▶ _Your goal_:
From the listing below, pick out each line with the word "values".

[START Supplied information]

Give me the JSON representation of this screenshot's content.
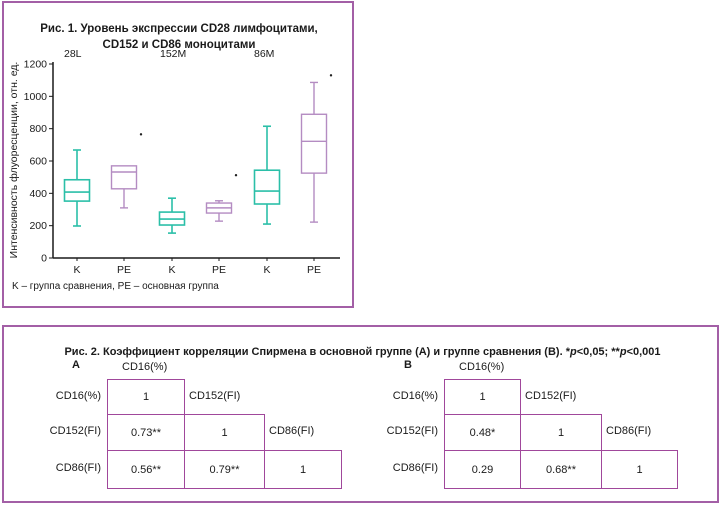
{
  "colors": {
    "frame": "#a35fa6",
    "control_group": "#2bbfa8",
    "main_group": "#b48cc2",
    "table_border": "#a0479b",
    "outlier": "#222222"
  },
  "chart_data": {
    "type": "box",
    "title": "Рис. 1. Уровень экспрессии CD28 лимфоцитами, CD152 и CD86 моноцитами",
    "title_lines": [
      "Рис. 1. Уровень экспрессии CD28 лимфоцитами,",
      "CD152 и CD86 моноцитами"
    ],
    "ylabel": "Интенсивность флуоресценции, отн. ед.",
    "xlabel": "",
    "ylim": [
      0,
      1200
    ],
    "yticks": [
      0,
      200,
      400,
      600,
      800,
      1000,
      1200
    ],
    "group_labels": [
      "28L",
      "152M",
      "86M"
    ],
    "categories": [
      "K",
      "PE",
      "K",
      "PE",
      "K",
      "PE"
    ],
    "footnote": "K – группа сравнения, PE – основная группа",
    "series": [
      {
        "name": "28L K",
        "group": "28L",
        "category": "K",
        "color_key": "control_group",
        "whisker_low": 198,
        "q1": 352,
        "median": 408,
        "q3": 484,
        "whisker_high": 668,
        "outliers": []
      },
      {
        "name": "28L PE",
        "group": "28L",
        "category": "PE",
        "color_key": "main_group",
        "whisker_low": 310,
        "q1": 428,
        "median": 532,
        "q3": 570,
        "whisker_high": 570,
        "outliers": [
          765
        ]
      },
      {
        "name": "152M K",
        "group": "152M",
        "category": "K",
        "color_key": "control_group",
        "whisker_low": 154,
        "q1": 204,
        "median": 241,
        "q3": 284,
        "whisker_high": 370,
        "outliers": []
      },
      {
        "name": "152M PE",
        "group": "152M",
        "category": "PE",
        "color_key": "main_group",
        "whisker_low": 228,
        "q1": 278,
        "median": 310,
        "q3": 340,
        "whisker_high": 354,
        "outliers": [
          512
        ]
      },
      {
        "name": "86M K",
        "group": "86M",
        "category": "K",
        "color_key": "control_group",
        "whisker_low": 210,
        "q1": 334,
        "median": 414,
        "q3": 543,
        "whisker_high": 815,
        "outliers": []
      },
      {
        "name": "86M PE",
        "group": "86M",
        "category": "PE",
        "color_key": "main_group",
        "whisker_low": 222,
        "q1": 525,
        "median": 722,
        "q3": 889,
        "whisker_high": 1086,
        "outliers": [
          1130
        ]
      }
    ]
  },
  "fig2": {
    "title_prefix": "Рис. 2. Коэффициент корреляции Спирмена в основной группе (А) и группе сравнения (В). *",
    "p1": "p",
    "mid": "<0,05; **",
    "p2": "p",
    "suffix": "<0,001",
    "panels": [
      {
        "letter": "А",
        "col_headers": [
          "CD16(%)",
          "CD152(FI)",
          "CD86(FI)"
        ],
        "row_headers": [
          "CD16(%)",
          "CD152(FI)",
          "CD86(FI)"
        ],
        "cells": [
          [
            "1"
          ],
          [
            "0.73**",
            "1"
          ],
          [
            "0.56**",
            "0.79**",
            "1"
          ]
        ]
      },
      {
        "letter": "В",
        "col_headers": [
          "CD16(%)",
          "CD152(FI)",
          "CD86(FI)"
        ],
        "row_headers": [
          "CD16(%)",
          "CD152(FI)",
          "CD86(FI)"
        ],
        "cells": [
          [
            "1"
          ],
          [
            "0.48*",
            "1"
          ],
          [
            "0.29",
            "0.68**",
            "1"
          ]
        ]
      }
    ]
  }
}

[END Supplied information]
[START Supplied information]

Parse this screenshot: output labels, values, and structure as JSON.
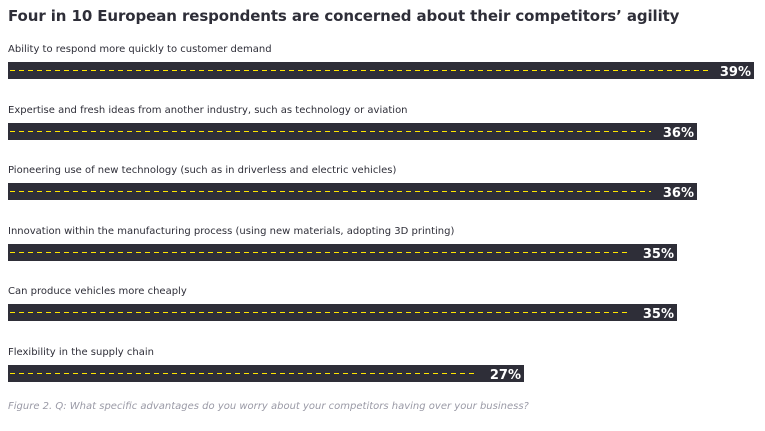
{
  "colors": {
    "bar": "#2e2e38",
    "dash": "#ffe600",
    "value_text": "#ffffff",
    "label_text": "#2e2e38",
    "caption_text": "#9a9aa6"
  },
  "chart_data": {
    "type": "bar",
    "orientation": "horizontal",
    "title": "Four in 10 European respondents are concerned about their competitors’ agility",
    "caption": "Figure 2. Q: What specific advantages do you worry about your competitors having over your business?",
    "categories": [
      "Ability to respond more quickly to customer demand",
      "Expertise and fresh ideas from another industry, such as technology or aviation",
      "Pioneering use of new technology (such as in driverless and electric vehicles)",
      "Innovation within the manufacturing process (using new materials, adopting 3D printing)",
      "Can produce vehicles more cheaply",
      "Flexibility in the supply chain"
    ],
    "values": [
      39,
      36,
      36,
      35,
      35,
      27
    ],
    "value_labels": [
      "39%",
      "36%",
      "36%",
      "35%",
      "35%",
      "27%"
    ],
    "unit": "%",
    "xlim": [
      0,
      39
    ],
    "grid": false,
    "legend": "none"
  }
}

[END Supplied information]

▶ _The solution_:
Parse this screenshot: output labels, values, and structure as JSON.
    "values": [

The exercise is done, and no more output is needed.